Give all of the lines again exactly as they read.
** Start of Material for the task **
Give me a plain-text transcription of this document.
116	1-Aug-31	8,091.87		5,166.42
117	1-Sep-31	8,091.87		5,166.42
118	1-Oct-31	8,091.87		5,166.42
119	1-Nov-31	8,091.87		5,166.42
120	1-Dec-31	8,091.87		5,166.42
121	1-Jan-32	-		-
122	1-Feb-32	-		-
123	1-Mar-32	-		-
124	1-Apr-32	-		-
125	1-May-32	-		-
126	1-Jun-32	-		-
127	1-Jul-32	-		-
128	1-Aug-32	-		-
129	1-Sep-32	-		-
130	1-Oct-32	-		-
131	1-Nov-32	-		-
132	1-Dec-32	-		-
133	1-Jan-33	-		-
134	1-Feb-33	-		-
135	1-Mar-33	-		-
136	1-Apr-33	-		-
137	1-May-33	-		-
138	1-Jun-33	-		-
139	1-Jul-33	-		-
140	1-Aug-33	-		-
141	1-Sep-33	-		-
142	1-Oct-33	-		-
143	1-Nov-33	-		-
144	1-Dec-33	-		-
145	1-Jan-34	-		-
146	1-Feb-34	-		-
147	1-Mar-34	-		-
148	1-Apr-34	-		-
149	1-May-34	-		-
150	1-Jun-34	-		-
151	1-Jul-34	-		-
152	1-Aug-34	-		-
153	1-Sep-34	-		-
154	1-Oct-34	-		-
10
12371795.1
** End of Material for the task **
Full solution
Give me a plain-text transcription of this document.
116	1-Aug-31	8,091.87		5,166.42
117	1-Sep-31	8,091.87		5,166.42
118	1-Oct-31	8,091.87		5,166.42
119	1-Nov-31	8,091.87		5,166.42
120	1-Dec-31	8,091.87		5,166.42
121	1-Jan-32	-		-
122	1-Feb-32	-		-
123	1-Mar-32	-		-
124	1-Apr-32	-		-
125	1-May-32	-		-
126	1-Jun-32	-		-
127	1-Jul-32	-		-
128	1-Aug-32	-		-
129	1-Sep-32	-		-
130	1-Oct-32	-		-
131	1-Nov-32	-		-
132	1-Dec-32	-		-
133	1-Jan-33	-		-
134	1-Feb-33	-		-
135	1-Mar-33	-		-
136	1-Apr-33	-		-
137	1-May-33	-		-
138	1-Jun-33	-		-
139	1-Jul-33	-		-
140	1-Aug-33	-		-
141	1-Sep-33	-		-
142	1-Oct-33	-		-
143	1-Nov-33	-		-
144	1-Dec-33	-		-
145	1-Jan-34	-		-
146	1-Feb-34	-		-
147	1-Mar-34	-		-
148	1-Apr-34	-		-
149	1-May-34	-		-
150	1-Jun-34	-		-
151	1-Jul-34	-		-
152	1-Aug-34	-		-
153	1-Sep-34	-		-
154	1-Oct-34	-		-
10
12371795.1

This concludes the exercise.